To do
Find the word "yellow" in the material below and gather every line that contains it.

# Start of Input material

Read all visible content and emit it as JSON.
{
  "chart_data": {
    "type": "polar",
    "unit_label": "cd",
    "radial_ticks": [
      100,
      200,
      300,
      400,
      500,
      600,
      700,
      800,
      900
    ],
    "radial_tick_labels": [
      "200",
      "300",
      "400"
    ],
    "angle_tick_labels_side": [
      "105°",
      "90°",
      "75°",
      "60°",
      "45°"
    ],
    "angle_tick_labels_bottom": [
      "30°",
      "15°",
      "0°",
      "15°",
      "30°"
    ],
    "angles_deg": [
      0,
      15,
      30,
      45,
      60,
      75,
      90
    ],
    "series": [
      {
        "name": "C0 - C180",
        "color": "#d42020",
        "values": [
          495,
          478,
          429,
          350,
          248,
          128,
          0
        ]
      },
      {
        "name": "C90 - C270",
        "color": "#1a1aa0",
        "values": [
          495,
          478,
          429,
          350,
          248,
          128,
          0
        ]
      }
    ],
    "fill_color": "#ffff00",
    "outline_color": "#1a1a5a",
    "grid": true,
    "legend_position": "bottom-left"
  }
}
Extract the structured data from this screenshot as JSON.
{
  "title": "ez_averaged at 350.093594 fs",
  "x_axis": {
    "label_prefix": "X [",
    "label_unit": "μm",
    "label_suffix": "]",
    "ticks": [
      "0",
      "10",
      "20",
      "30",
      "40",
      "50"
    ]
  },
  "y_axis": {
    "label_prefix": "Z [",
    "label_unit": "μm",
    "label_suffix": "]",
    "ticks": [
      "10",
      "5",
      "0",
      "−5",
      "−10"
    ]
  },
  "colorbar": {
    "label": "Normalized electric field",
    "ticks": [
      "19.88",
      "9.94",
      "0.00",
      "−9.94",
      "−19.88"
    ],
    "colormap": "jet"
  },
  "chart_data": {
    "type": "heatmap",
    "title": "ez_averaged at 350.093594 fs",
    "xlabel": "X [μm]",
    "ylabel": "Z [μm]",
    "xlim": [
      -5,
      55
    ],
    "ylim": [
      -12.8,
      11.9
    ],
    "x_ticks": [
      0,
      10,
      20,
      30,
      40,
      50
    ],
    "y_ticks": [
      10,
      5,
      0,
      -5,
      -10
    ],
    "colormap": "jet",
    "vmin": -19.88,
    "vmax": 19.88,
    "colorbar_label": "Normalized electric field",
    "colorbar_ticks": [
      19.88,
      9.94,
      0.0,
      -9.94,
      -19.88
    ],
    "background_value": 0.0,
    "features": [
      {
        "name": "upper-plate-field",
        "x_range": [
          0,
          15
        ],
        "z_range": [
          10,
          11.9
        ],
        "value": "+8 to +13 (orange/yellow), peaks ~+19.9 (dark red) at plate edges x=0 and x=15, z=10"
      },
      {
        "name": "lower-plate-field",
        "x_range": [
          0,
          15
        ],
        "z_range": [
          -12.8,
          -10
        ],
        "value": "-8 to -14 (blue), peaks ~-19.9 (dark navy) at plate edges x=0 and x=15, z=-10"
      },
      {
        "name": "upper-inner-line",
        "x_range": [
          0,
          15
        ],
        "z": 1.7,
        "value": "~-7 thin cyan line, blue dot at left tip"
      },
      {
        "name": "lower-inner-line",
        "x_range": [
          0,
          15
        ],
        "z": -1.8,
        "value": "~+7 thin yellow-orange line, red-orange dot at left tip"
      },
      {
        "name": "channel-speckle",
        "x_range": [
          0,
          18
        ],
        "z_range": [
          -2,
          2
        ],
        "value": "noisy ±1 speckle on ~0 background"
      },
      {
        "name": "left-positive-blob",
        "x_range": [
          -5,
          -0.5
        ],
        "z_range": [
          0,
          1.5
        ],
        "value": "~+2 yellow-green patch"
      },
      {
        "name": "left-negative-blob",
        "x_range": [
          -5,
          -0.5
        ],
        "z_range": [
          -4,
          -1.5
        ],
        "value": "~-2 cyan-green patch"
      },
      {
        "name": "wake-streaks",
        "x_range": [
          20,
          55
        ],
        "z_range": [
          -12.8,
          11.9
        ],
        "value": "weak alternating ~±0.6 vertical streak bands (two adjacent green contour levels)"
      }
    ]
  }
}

# End of Input material

Answer to this task
        "value": "+8 to +13 (orange/yellow), peaks ~+19.9 (dark red) at plate edges x=0 and x=15, z=10"
        "value": "~+7 thin yellow-orange line, red-orange dot at left tip"
        "value": "~+2 yellow-green patch"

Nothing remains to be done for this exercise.